TASK OBJECTIVE: Each entry below must be repeated exactly, with pictures left out.

+===+

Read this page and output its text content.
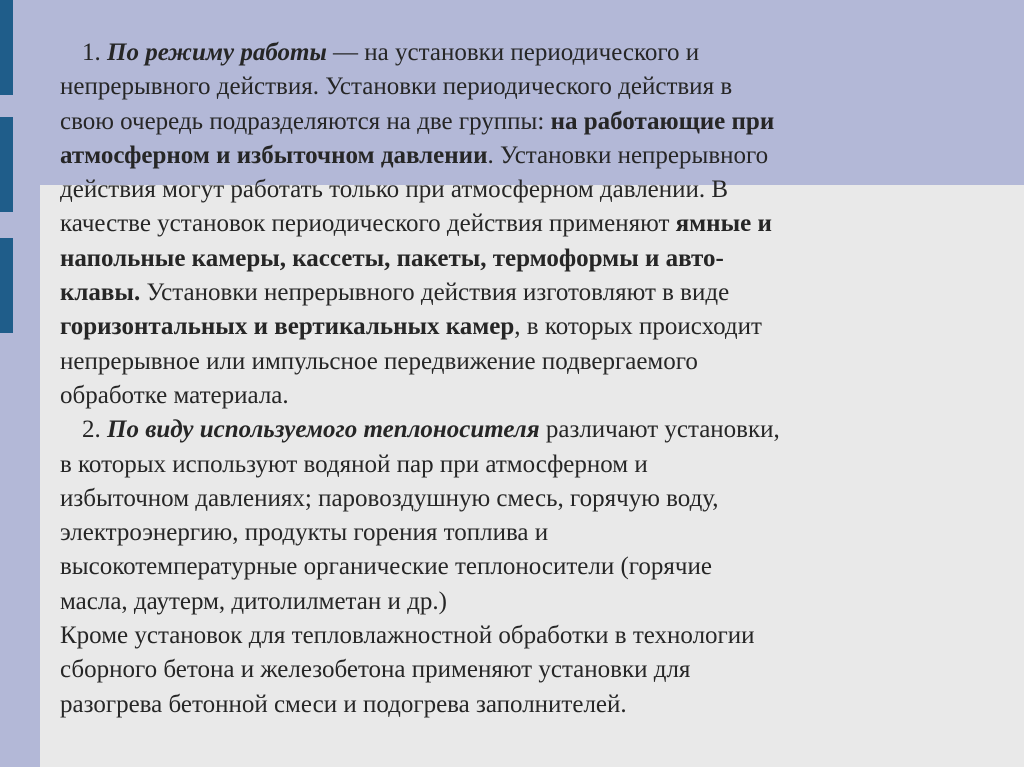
1. По режиму работы — на установки периодического и
непрерывного действия. Установки периодического действия в
свою очередь подразделяются на две группы: на работающие при
атмосферном и избыточном давлении. Установки непрерывного
действия могут работать только при атмосферном давлении. В
качестве установок периодического действия применяют ямные и
напольные камеры, кассеты, пакеты, термоформы и авто-
клавы. Установки непрерывного действия изготовляют в виде
горизонтальных и вертикальных камер, в которых происходит
непрерывное или импульсное передвижение подвергаемого
обработке материала.
2. По виду используемого теплоносителя различают установки,
в которых используют водяной пар при атмосферном и
избыточном давлениях; паровоздушную смесь, горячую воду,
электроэнергию, продукты горения топлива и
высокотемпературные органические теплоносители (горячие
масла, даутерм, дитолилметан и др.)
Кроме установок для тепловлажностной обработки в технологии
сборного бетона и железобетона применяют установки для
разогрева бетонной смеси и подогрева заполнителей.
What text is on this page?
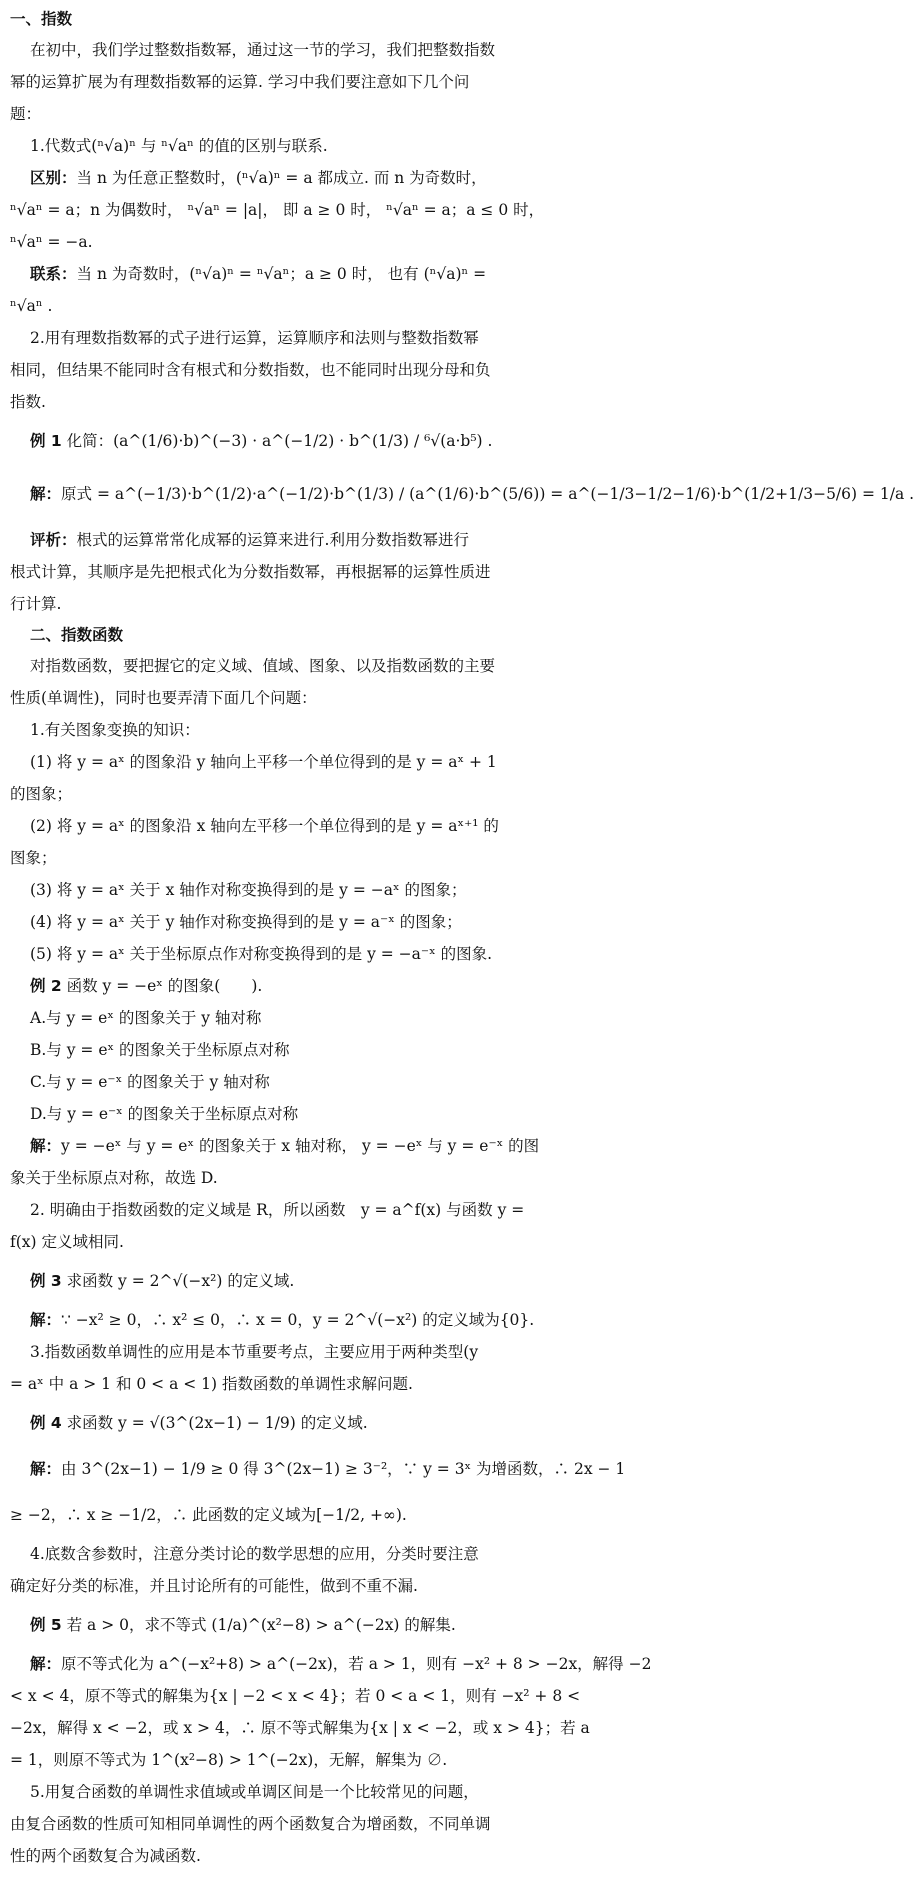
一、指数
在初中，我们学过整数指数幂，通过这一节的学习，我们把整数指数
幂的运算扩展为有理数指数幂的运算. 学习中我们要注意如下几个问
题：
1.代数式(ⁿ√a)ⁿ 与 ⁿ√aⁿ 的值的区别与联系.
区别：当 n 为任意正整数时，(ⁿ√a)ⁿ = a 都成立. 而 n 为奇数时，
ⁿ√aⁿ = a；n 为偶数时， ⁿ√aⁿ = |a|， 即 a ≥ 0 时， ⁿ√aⁿ = a；a ≤ 0 时，
ⁿ√aⁿ = −a.
联系：当 n 为奇数时，(ⁿ√a)ⁿ = ⁿ√aⁿ；a ≥ 0 时， 也有 (ⁿ√a)ⁿ =
ⁿ√aⁿ .
2.用有理数指数幂的式子进行运算，运算顺序和法则与整数指数幂
相同，但结果不能同时含有根式和分数指数，也不能同时出现分母和负
指数.
例 1 化简：(a^(1/6)·b)^(−3) · a^(−1/2) · b^(1/3) / ⁶√(a·b⁵) .
解：原式 = a^(−1/3)·b^(1/2)·a^(−1/2)·b^(1/3) / (a^(1/6)·b^(5/6)) = a^(−1/3−1/2−1/6)·b^(1/2+1/3−5/6) = 1/a .
评析：根式的运算常常化成幂的运算来进行.利用分数指数幂进行
根式计算，其顺序是先把根式化为分数指数幂，再根据幂的运算性质进
行计算.
二、指数函数
对指数函数，要把握它的定义域、值域、图象、以及指数函数的主要
性质(单调性)，同时也要弄清下面几个问题：
1.有关图象变换的知识：
(1) 将 y = aˣ 的图象沿 y 轴向上平移一个单位得到的是 y = aˣ + 1
的图象；
(2) 将 y = aˣ 的图象沿 x 轴向左平移一个单位得到的是 y = aˣ⁺¹ 的
图象；
(3) 将 y = aˣ 关于 x 轴作对称变换得到的是 y = −aˣ 的图象；
(4) 将 y = aˣ 关于 y 轴作对称变换得到的是 y = a⁻ˣ 的图象；
(5) 将 y = aˣ 关于坐标原点作对称变换得到的是 y = −a⁻ˣ 的图象.
例 2 函数 y = −eˣ 的图象(　　).
A.与 y = eˣ 的图象关于 y 轴对称
B.与 y = eˣ 的图象关于坐标原点对称
C.与 y = e⁻ˣ 的图象关于 y 轴对称
D.与 y = e⁻ˣ 的图象关于坐标原点对称
解：y = −eˣ 与 y = eˣ 的图象关于 x 轴对称， y = −eˣ 与 y = e⁻ˣ 的图
象关于坐标原点对称，故选 D.
2. 明确由于指数函数的定义域是 R，所以函数　y = a^f(x) 与函数 y =
f(x) 定义域相同.
例 3 求函数 y = 2^√(−x²) 的定义域.
解：∵ −x² ≥ 0，∴ x² ≤ 0，∴ x = 0，y = 2^√(−x²) 的定义域为{0}.
3.指数函数单调性的应用是本节重要考点，主要应用于两种类型(y
= aˣ 中 a > 1 和 0 < a < 1) 指数函数的单调性求解问题.
例 4 求函数 y = √(3^(2x−1) − 1/9) 的定义域.
解：由 3^(2x−1) − 1/9 ≥ 0 得 3^(2x−1) ≥ 3⁻²，∵ y = 3ˣ 为增函数，∴ 2x − 1
≥ −2，∴ x ≥ −1/2，∴ 此函数的定义域为[−1/2, +∞).
4.底数含参数时，注意分类讨论的数学思想的应用，分类时要注意
确定好分类的标准，并且讨论所有的可能性，做到不重不漏.
例 5 若 a > 0，求不等式 (1/a)^(x²−8) > a^(−2x) 的解集.
解：原不等式化为 a^(−x²+8) > a^(−2x)，若 a > 1，则有 −x² + 8 > −2x，解得 −2
< x < 4，原不等式的解集为{x | −2 < x < 4}；若 0 < a < 1，则有 −x² + 8 <
−2x，解得 x < −2，或 x > 4，∴ 原不等式解集为{x | x < −2，或 x > 4}；若 a
= 1，则原不等式为 1^(x²−8) > 1^(−2x)，无解，解集为 ∅.
5.用复合函数的单调性求值域或单调区间是一个比较常见的问题，
由复合函数的性质可知相同单调性的两个函数复合为增函数，不同单调
性的两个函数复合为减函数.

+===+

FULL OUTPUT:
Read this page and output its text content.
1. По режиму работы — на установки периодического и
непрерывного действия. Установки периодического действия в
свою очередь подразделяются на две группы: на работающие при
атмосферном и избыточном давлении. Установки непрерывного
действия могут работать только при атмосферном давлении. В
качестве установок периодического действия применяют ямные и
напольные камеры, кассеты, пакеты, термоформы и авто-
клавы. Установки непрерывного действия изготовляют в виде
горизонтальных и вертикальных камер, в которых происходит
непрерывное или импульсное передвижение подвергаемого
обработке материала.
2. По виду используемого теплоносителя различают установки,
в которых используют водяной пар при атмосферном и
избыточном давлениях; паровоздушную смесь, горячую воду,
электроэнергию, продукты горения топлива и
высокотемпературные органические теплоносители (горячие
масла, даутерм, дитолилметан и др.)
Кроме установок для тепловлажностной обработки в технологии
сборного бетона и железобетона применяют установки для
разогрева бетонной смеси и подогрева заполнителей.
What text is on this page?
一、指数
在初中，我们学过整数指数幂，通过这一节的学习，我们把整数指数
幂的运算扩展为有理数指数幂的运算. 学习中我们要注意如下几个问
题：
1.代数式(ⁿ√a)ⁿ 与 ⁿ√aⁿ 的值的区别与联系.
区别：当 n 为任意正整数时，(ⁿ√a)ⁿ = a 都成立. 而 n 为奇数时，
ⁿ√aⁿ = a；n 为偶数时， ⁿ√aⁿ = |a|， 即 a ≥ 0 时， ⁿ√aⁿ = a；a ≤ 0 时，
ⁿ√aⁿ = −a.
联系：当 n 为奇数时，(ⁿ√a)ⁿ = ⁿ√aⁿ；a ≥ 0 时， 也有 (ⁿ√a)ⁿ =
ⁿ√aⁿ .
2.用有理数指数幂的式子进行运算，运算顺序和法则与整数指数幂
相同，但结果不能同时含有根式和分数指数，也不能同时出现分母和负
指数.
例 1 化简：(a^(1/6)·b)^(−3) · a^(−1/2) · b^(1/3) / ⁶√(a·b⁵) .
解：原式 = a^(−1/3)·b^(1/2)·a^(−1/2)·b^(1/3) / (a^(1/6)·b^(5/6)) = a^(−1/3−1/2−1/6)·b^(1/2+1/3−5/6) = 1/a .
评析：根式的运算常常化成幂的运算来进行.利用分数指数幂进行
根式计算，其顺序是先把根式化为分数指数幂，再根据幂的运算性质进
行计算.
二、指数函数
对指数函数，要把握它的定义域、值域、图象、以及指数函数的主要
性质(单调性)，同时也要弄清下面几个问题：
1.有关图象变换的知识：
(1) 将 y = aˣ 的图象沿 y 轴向上平移一个单位得到的是 y = aˣ + 1
的图象；
(2) 将 y = aˣ 的图象沿 x 轴向左平移一个单位得到的是 y = aˣ⁺¹ 的
图象；
(3) 将 y = aˣ 关于 x 轴作对称变换得到的是 y = −aˣ 的图象；
(4) 将 y = aˣ 关于 y 轴作对称变换得到的是 y = a⁻ˣ 的图象；
(5) 将 y = aˣ 关于坐标原点作对称变换得到的是 y = −a⁻ˣ 的图象.
例 2 函数 y = −eˣ 的图象(　　).
A.与 y = eˣ 的图象关于 y 轴对称
B.与 y = eˣ 的图象关于坐标原点对称
C.与 y = e⁻ˣ 的图象关于 y 轴对称
D.与 y = e⁻ˣ 的图象关于坐标原点对称
解：y = −eˣ 与 y = eˣ 的图象关于 x 轴对称， y = −eˣ 与 y = e⁻ˣ 的图
象关于坐标原点对称，故选 D.
2. 明确由于指数函数的定义域是 R，所以函数　y = a^f(x) 与函数 y =
f(x) 定义域相同.
例 3 求函数 y = 2^√(−x²) 的定义域.
解：∵ −x² ≥ 0，∴ x² ≤ 0，∴ x = 0，y = 2^√(−x²) 的定义域为{0}.
3.指数函数单调性的应用是本节重要考点，主要应用于两种类型(y
= aˣ 中 a > 1 和 0 < a < 1) 指数函数的单调性求解问题.
例 4 求函数 y = √(3^(2x−1) − 1/9) 的定义域.
解：由 3^(2x−1) − 1/9 ≥ 0 得 3^(2x−1) ≥ 3⁻²，∵ y = 3ˣ 为增函数，∴ 2x − 1
≥ −2，∴ x ≥ −1/2，∴ 此函数的定义域为[−1/2, +∞).
4.底数含参数时，注意分类讨论的数学思想的应用，分类时要注意
确定好分类的标准，并且讨论所有的可能性，做到不重不漏.
例 5 若 a > 0，求不等式 (1/a)^(x²−8) > a^(−2x) 的解集.
解：原不等式化为 a^(−x²+8) > a^(−2x)，若 a > 1，则有 −x² + 8 > −2x，解得 −2
< x < 4，原不等式的解集为{x | −2 < x < 4}；若 0 < a < 1，则有 −x² + 8 <
−2x，解得 x < −2，或 x > 4，∴ 原不等式解集为{x | x < −2，或 x > 4}；若 a
= 1，则原不等式为 1^(x²−8) > 1^(−2x)，无解，解集为 ∅.
5.用复合函数的单调性求值域或单调区间是一个比较常见的问题，
由复合函数的性质可知相同单调性的两个函数复合为增函数，不同单调
性的两个函数复合为减函数.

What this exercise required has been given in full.